→ Problem to work on: Give every line back verbatim, dropping all images.

→ Extracted material:
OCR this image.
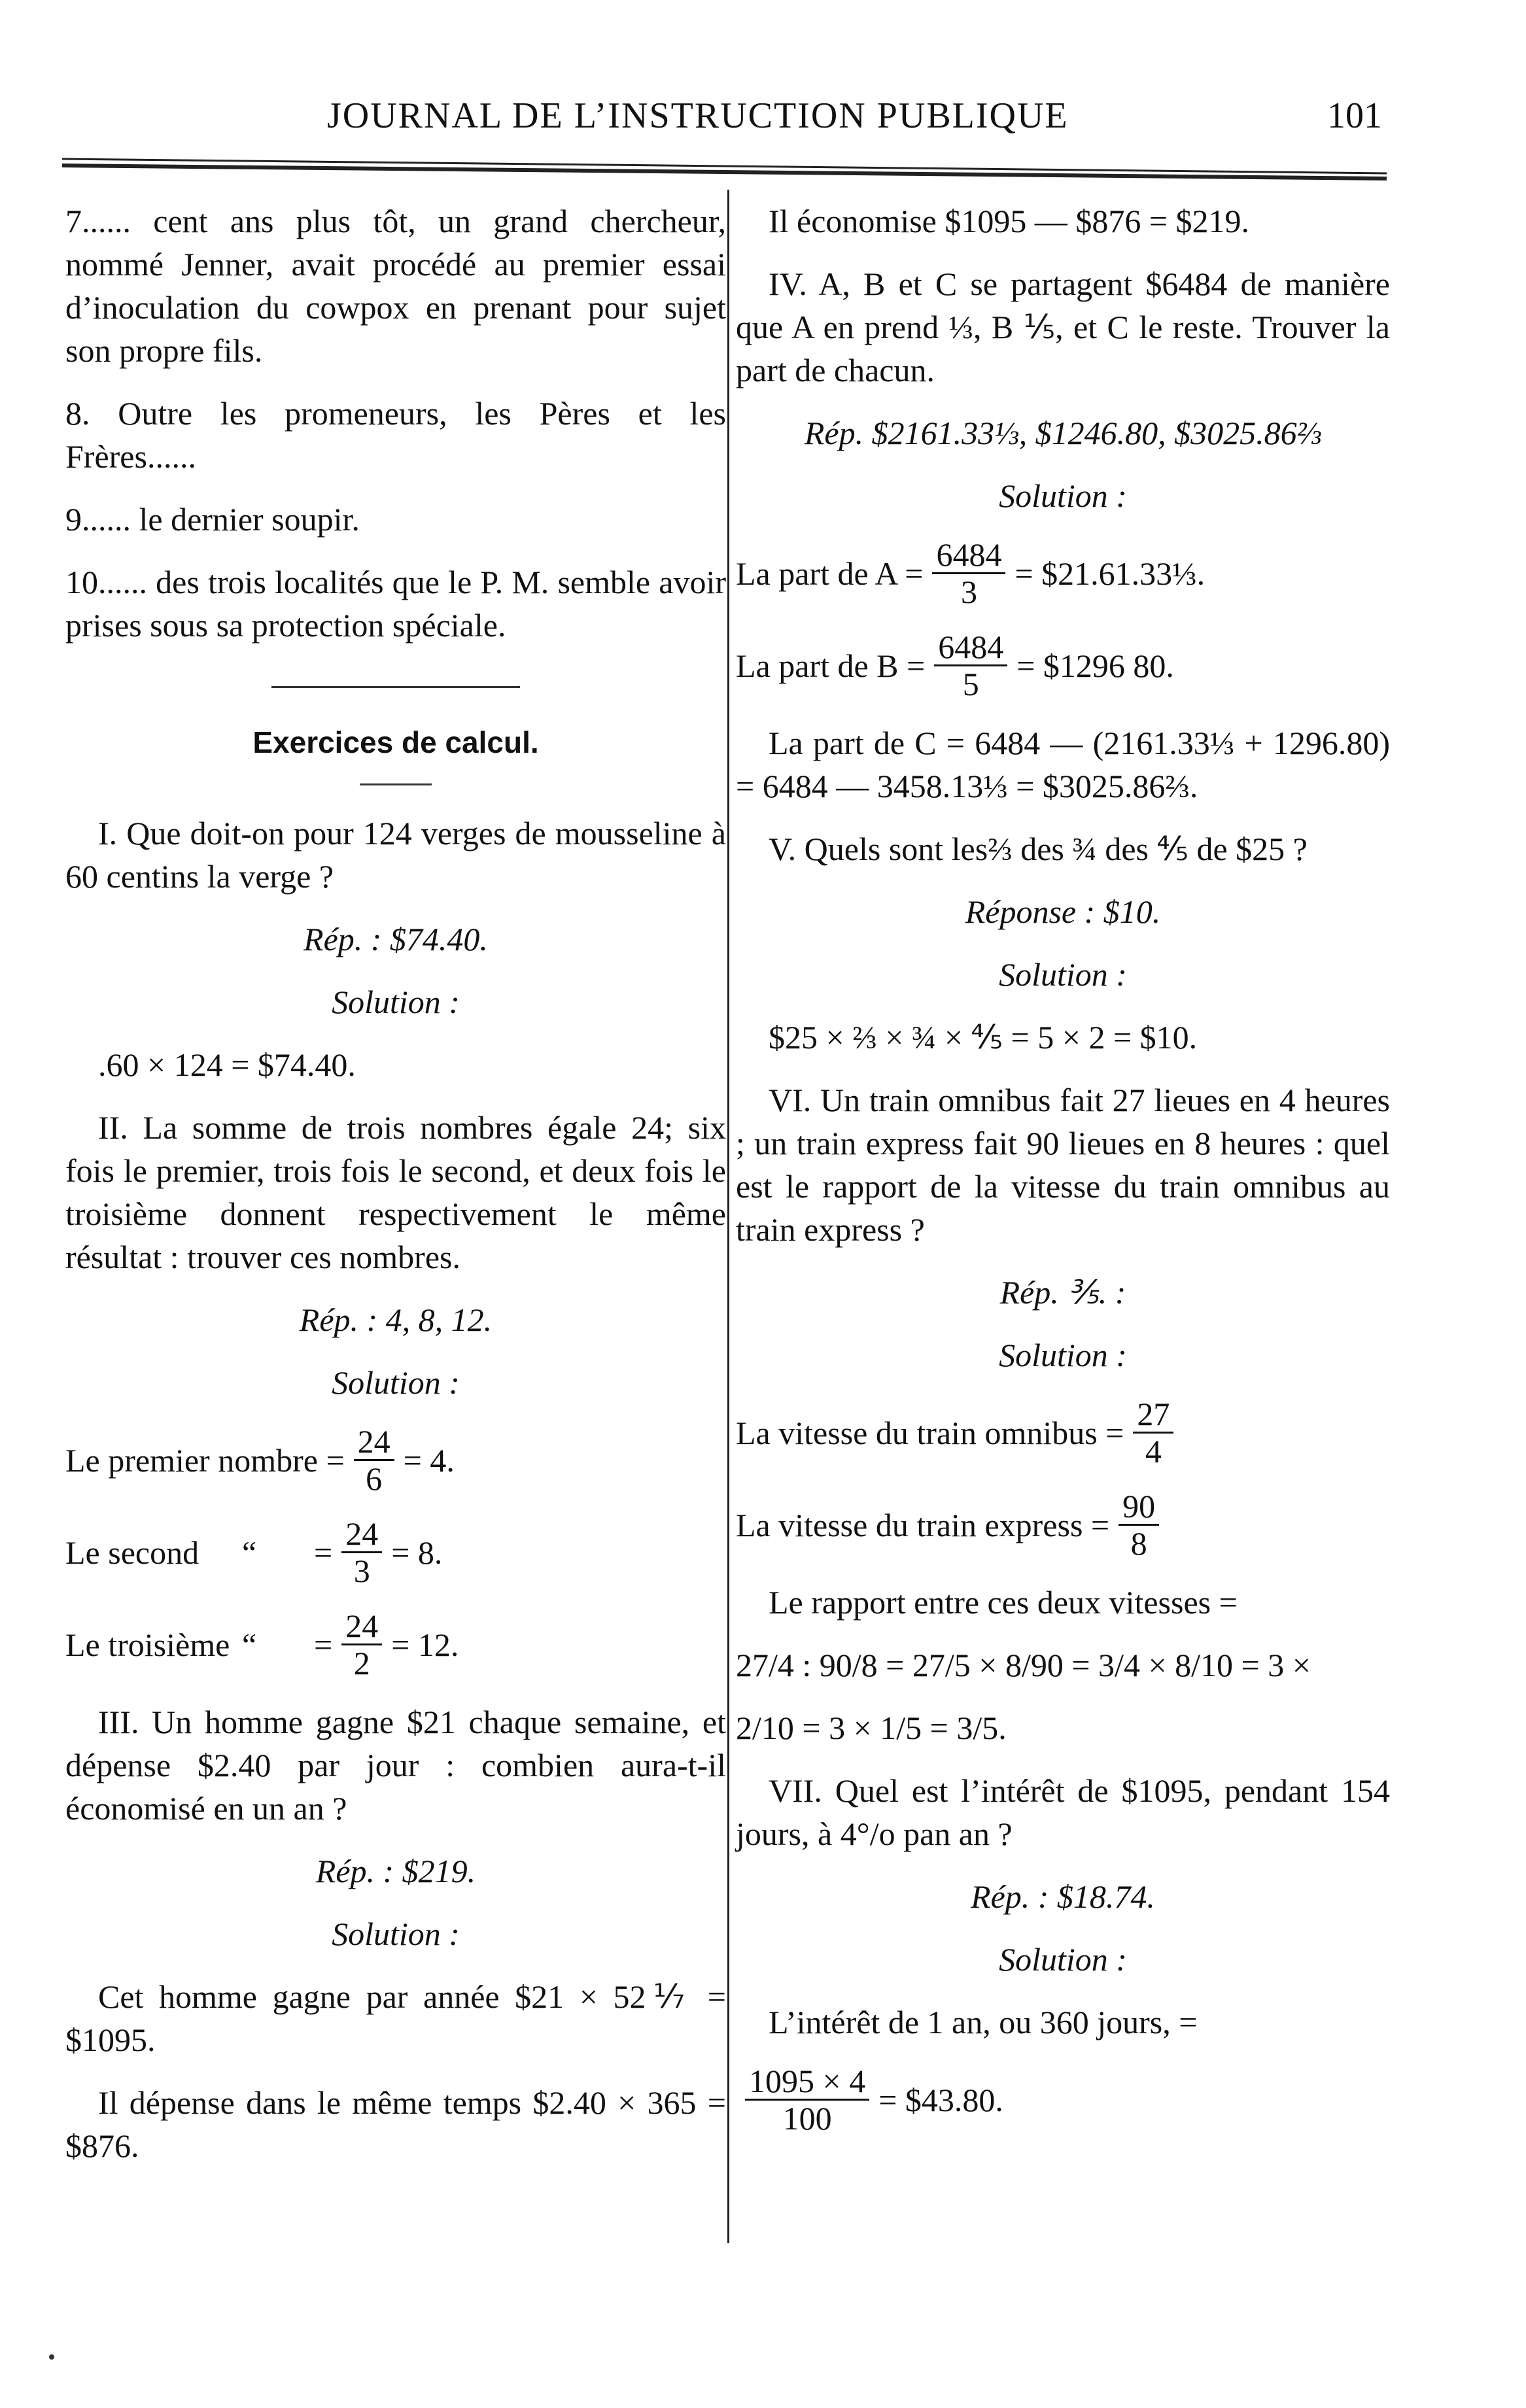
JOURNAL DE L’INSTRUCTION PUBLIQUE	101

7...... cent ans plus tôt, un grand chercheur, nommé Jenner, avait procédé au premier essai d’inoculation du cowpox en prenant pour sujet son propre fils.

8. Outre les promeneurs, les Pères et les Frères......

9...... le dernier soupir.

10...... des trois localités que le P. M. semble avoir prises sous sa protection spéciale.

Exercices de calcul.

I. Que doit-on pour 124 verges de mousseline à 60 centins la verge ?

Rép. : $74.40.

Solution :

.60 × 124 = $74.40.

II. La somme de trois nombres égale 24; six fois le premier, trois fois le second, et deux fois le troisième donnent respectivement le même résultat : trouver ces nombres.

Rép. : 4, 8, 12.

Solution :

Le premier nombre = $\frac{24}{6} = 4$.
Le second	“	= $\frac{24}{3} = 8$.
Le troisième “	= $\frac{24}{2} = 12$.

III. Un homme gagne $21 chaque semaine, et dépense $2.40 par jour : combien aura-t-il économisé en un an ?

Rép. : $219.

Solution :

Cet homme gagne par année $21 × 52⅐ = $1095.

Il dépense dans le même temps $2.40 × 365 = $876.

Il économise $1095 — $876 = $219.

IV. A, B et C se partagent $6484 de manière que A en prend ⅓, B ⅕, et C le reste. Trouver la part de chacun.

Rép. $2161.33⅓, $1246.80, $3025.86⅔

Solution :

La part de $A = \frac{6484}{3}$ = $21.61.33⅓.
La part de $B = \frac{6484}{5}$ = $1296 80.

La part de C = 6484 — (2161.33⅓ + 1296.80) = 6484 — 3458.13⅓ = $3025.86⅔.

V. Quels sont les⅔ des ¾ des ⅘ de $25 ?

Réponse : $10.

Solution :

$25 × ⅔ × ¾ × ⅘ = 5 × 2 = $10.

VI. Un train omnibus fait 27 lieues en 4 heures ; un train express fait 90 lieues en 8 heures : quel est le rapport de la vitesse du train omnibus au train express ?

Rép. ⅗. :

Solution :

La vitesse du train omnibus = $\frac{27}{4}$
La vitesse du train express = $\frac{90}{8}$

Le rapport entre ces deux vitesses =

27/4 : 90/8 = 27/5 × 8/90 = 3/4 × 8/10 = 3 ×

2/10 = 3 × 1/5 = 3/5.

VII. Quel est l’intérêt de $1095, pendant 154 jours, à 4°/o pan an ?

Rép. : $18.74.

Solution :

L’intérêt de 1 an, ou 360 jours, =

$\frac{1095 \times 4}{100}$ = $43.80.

→ Correct result:
OCR this image.
JOURNAL DE L’INSTRUCTION PUBLIQUE	101

7...... cent ans plus tôt, un grand chercheur, nommé Jenner, avait procédé au premier essai d’inoculation du cowpox en prenant pour sujet son propre fils.

8. Outre les promeneurs, les Pères et les Frères......

9...... le dernier soupir.

10...... des trois localités que le P. M. semble avoir prises sous sa protection spéciale.

Exercices de calcul.

I. Que doit-on pour 124 verges de mousseline à 60 centins la verge ?

Rép. : $74.40.

Solution :

.60 × 124 = $74.40.

II. La somme de trois nombres égale 24; six fois le premier, trois fois le second, et deux fois le troisième donnent respectivement le même résultat : trouver ces nombres.

Rép. : 4, 8, 12.

Solution :

Le premier nombre = $\frac{24}{6} = 4$.
Le second	“	= $\frac{24}{3} = 8$.
Le troisième “	= $\frac{24}{2} = 12$.

III. Un homme gagne $21 chaque semaine, et dépense $2.40 par jour : combien aura-t-il économisé en un an ?

Rép. : $219.

Solution :

Cet homme gagne par année $21 × 52⅐ = $1095.

Il dépense dans le même temps $2.40 × 365 = $876.

Il économise $1095 — $876 = $219.

IV. A, B et C se partagent $6484 de manière que A en prend ⅓, B ⅕, et C le reste. Trouver la part de chacun.

Rép. $2161.33⅓, $1246.80, $3025.86⅔

Solution :

La part de $A = \frac{6484}{3}$ = $21.61.33⅓.
La part de $B = \frac{6484}{5}$ = $1296 80.

La part de C = 6484 — (2161.33⅓ + 1296.80) = 6484 — 3458.13⅓ = $3025.86⅔.

V. Quels sont les⅔ des ¾ des ⅘ de $25 ?

Réponse : $10.

Solution :

$25 × ⅔ × ¾ × ⅘ = 5 × 2 = $10.

VI. Un train omnibus fait 27 lieues en 4 heures ; un train express fait 90 lieues en 8 heures : quel est le rapport de la vitesse du train omnibus au train express ?

Rép. ⅗. :

Solution :

La vitesse du train omnibus = $\frac{27}{4}$
La vitesse du train express = $\frac{90}{8}$

Le rapport entre ces deux vitesses =

27/4 : 90/8 = 27/5 × 8/90 = 3/4 × 8/10 = 3 ×

2/10 = 3 × 1/5 = 3/5.

VII. Quel est l’intérêt de $1095, pendant 154 jours, à 4°/o pan an ?

Rép. : $18.74.

Solution :

L’intérêt de 1 an, ou 360 jours, =

$\frac{1095 \times 4}{100}$ = $43.80.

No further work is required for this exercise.